↓↓↓

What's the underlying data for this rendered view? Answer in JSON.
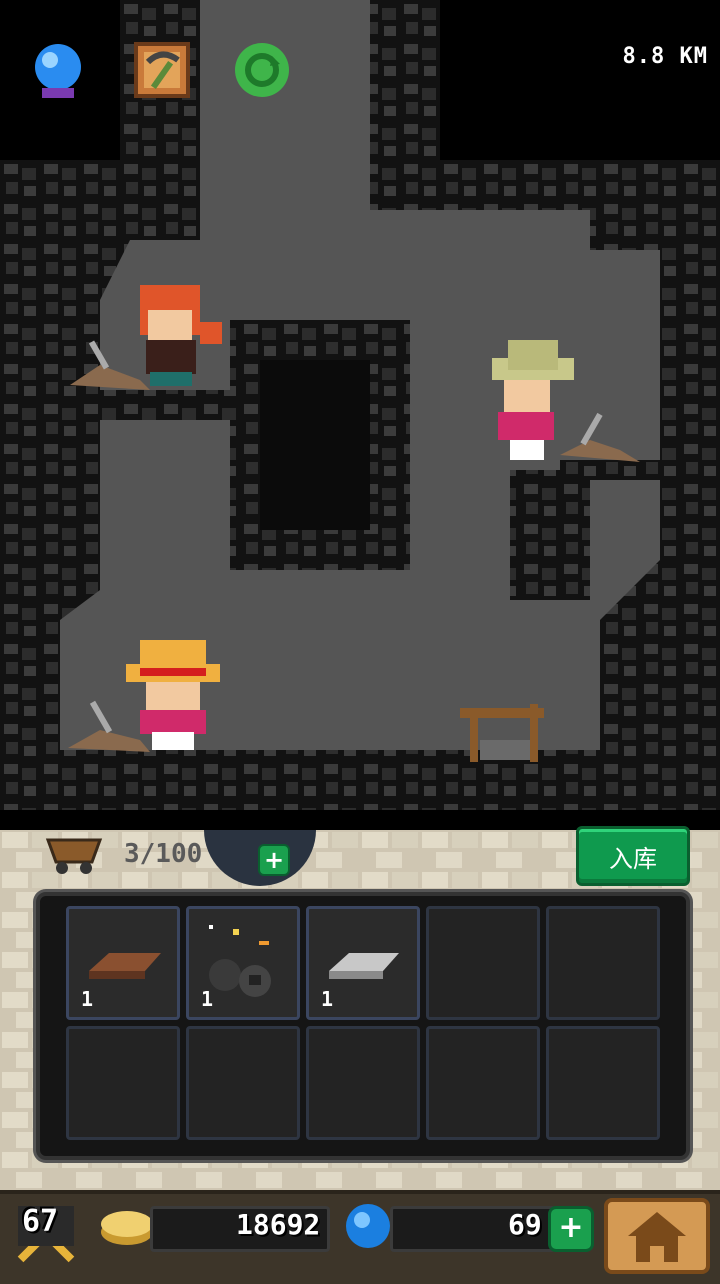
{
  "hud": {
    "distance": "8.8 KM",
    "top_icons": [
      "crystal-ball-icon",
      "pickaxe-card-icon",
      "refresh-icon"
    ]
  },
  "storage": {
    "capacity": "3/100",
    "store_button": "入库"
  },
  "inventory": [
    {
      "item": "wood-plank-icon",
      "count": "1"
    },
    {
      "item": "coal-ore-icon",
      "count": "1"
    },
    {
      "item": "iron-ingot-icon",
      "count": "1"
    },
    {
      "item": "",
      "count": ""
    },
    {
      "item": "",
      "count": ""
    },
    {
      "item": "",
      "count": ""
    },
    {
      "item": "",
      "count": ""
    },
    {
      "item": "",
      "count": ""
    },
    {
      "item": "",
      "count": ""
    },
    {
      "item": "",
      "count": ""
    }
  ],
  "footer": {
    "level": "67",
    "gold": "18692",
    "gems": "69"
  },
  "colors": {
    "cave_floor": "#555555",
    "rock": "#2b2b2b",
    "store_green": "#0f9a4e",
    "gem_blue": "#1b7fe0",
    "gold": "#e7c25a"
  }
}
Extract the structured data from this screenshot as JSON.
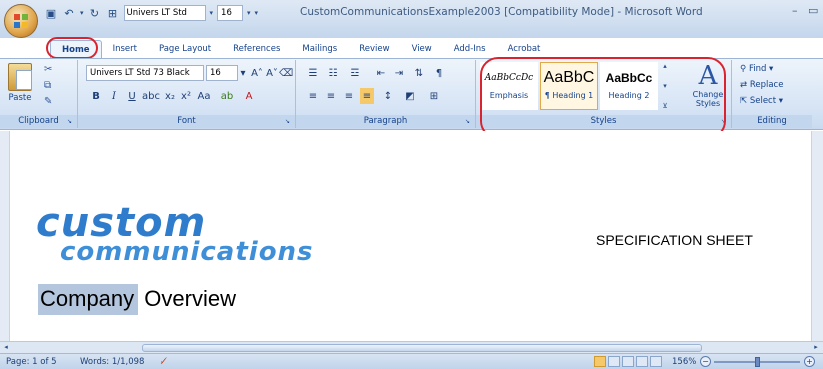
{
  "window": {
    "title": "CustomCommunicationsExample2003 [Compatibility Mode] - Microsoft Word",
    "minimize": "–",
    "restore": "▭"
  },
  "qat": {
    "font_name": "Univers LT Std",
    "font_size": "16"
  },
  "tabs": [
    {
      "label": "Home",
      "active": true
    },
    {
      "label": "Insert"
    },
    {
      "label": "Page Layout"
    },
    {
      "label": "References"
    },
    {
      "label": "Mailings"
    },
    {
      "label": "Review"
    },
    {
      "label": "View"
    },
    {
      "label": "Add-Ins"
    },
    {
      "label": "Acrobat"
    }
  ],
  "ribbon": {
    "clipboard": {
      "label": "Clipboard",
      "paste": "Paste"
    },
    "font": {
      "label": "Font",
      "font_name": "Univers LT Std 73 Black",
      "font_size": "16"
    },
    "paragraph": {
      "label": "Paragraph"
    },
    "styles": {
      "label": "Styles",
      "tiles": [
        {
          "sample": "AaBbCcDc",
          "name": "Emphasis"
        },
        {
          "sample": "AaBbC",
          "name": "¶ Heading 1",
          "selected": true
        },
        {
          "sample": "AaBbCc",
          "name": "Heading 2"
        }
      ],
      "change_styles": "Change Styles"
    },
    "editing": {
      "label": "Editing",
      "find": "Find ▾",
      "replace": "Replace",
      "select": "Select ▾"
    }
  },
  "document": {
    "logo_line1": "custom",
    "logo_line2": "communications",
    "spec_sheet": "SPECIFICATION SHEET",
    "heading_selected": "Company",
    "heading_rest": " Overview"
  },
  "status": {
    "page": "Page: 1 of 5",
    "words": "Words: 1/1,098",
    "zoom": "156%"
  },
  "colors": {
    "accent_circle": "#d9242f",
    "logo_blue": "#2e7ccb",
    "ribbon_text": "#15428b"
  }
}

↑↑↑
↓↓↓

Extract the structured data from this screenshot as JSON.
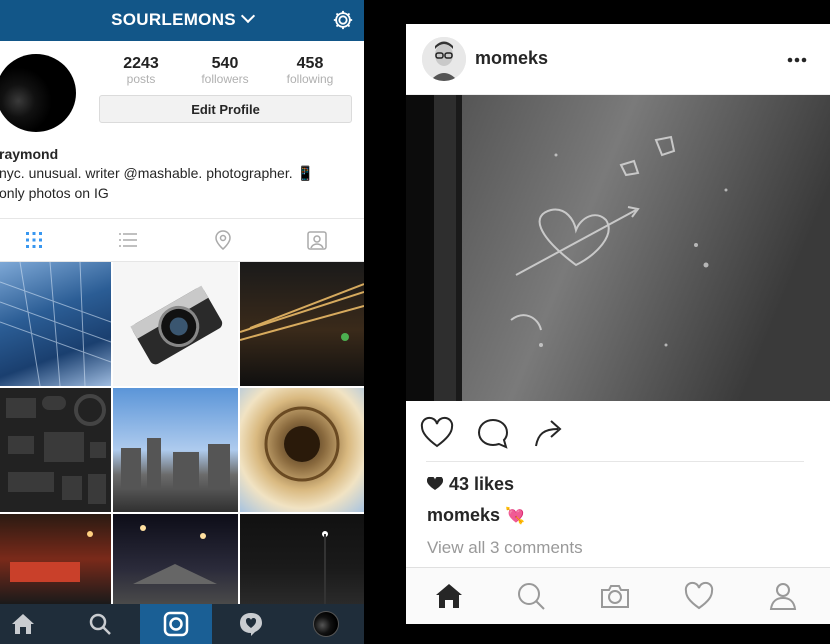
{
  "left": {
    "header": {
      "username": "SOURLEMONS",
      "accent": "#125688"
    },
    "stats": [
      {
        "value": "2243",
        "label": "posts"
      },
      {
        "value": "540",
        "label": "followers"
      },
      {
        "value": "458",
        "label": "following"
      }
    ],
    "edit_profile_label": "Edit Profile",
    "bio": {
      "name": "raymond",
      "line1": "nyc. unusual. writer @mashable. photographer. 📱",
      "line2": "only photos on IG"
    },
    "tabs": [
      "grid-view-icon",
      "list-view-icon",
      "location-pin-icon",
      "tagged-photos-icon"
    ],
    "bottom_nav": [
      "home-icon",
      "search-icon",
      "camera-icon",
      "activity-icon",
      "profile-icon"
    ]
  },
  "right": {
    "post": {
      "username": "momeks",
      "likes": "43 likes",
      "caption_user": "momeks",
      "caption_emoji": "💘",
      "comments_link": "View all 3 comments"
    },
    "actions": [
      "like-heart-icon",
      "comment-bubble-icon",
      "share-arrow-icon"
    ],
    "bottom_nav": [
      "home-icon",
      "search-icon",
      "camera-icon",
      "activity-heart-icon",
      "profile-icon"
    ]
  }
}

↑↑↑

STATED PROBLEM → Identify how many lines in the entries above include the string "Univers", then state that number alone.

OUTPUT BELOW → 2